Work required
Go through the data below. List every line that holds the word "числе".

Data excerpts

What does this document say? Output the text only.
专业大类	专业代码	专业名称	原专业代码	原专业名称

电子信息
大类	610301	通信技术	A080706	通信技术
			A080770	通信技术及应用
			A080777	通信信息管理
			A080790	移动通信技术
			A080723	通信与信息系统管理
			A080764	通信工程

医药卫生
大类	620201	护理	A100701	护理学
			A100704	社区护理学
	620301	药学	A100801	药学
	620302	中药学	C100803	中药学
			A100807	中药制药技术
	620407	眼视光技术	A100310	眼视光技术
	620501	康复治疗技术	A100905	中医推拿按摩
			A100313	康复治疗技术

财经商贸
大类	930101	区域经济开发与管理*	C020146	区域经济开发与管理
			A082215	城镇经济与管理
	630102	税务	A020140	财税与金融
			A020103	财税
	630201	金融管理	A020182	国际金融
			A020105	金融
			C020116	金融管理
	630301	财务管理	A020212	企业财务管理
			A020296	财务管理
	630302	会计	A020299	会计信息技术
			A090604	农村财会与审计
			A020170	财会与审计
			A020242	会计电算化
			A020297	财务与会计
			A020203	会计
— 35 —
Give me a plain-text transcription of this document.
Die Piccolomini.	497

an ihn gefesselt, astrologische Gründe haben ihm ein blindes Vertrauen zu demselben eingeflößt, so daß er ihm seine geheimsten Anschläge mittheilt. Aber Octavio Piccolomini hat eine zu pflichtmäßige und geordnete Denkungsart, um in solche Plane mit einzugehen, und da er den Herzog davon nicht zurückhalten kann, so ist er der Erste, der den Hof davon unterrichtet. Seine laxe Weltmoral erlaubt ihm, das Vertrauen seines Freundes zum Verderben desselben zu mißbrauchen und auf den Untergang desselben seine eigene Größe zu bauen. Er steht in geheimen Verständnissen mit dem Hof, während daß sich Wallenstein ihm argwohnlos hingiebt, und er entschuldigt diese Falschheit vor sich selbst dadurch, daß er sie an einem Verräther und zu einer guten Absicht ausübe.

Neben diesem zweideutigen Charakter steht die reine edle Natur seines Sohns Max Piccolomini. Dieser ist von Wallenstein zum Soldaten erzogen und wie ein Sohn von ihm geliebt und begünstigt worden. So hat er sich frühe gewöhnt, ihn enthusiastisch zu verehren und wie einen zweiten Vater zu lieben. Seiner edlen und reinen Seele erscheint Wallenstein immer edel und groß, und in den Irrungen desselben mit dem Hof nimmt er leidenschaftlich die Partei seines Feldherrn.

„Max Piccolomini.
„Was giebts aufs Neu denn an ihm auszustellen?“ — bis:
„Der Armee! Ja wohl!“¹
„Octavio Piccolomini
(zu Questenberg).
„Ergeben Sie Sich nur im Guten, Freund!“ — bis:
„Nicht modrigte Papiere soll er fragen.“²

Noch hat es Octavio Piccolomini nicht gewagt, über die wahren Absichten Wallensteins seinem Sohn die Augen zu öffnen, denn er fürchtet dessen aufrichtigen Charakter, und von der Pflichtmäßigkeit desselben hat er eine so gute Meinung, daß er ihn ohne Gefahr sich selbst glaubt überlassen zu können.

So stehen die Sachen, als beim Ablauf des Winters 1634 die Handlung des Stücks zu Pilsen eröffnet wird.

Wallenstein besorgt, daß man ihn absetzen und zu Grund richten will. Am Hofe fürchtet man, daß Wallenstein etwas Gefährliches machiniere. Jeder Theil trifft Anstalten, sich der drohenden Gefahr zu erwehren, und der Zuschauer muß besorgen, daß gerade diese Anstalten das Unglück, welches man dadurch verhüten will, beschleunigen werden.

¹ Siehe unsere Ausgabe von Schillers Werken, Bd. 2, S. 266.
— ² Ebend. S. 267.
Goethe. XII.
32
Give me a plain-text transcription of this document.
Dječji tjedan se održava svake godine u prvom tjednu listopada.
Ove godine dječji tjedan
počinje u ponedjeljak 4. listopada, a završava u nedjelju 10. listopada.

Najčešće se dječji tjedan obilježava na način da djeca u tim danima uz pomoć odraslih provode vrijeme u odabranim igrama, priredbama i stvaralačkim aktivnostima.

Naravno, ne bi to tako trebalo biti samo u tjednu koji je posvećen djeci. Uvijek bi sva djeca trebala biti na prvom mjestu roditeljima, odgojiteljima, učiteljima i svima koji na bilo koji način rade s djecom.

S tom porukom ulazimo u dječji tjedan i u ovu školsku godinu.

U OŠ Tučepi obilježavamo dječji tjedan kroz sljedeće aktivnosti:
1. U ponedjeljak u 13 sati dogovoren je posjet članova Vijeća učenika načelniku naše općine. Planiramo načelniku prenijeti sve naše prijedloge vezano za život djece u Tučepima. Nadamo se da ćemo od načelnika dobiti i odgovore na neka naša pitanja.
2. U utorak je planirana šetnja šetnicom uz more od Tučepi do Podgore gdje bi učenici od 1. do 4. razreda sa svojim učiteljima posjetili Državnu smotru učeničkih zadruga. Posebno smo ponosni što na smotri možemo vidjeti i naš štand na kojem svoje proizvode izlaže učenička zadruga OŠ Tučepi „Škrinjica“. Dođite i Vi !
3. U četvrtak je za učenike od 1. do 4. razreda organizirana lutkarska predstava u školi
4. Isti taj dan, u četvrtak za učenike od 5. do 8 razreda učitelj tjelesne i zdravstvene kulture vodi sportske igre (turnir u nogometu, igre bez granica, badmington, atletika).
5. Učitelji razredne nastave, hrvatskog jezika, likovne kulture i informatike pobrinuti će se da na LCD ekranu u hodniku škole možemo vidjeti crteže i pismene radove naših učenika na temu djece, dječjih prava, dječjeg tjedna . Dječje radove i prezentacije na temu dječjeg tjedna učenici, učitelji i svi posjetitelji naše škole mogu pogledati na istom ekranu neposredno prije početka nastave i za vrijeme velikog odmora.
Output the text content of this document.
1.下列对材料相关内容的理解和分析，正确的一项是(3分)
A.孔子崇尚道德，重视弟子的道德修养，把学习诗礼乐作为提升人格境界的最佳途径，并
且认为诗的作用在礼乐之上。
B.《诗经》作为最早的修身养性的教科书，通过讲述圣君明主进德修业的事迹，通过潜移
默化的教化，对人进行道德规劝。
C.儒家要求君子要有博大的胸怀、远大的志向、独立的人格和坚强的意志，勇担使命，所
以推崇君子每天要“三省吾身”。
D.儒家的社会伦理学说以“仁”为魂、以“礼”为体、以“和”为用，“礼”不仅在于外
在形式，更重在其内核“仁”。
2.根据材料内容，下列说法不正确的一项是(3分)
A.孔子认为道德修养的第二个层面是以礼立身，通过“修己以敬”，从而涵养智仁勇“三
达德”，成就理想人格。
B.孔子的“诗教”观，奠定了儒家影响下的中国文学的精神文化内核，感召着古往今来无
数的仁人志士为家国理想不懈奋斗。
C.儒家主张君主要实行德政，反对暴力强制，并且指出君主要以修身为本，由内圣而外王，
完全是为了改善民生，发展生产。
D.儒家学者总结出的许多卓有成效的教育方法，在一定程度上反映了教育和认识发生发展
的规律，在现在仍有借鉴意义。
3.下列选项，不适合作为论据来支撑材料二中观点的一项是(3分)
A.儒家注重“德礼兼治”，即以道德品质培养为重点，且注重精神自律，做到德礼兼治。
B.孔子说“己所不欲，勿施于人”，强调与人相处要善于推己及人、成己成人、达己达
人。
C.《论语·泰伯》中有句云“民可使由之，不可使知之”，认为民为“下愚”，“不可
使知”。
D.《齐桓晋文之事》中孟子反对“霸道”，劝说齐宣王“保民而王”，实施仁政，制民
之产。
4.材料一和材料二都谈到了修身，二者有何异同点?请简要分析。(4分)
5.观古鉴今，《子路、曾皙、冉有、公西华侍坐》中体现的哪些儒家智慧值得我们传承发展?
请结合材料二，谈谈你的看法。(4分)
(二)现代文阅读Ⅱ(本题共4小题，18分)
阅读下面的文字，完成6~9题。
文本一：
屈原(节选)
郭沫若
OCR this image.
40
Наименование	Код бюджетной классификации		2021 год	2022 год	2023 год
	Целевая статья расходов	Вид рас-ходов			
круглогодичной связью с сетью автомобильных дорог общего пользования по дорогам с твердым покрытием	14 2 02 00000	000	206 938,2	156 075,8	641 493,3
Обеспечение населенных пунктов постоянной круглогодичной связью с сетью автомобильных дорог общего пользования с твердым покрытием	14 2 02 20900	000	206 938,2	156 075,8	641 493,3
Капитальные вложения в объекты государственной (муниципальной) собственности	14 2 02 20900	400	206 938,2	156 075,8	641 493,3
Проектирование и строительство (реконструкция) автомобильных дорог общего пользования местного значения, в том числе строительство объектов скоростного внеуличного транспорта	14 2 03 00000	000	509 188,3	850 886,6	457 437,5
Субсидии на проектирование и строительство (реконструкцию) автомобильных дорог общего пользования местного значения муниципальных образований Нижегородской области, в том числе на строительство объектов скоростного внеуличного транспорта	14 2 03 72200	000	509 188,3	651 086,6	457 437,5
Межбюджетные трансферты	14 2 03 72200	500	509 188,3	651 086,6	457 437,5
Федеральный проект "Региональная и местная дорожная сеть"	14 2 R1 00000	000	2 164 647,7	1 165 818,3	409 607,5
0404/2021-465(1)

Solved problem
Проектирование и строительство (реконструкция) автомобильных дорог общего пользования местного значения, в том числе строительство объектов скоростного внеуличного транспорта	14 2 03 00000	000	509 188,3	850 886,6	457 437,5
Субсидии на проектирование и строительство (реконструкцию) автомобильных дорог общего пользования местного значения муниципальных образований Нижегородской области, в том числе на строительство объектов скоростного внеуличного транспорта	14 2 03 72200	000	509 188,3	651 086,6	457 437,5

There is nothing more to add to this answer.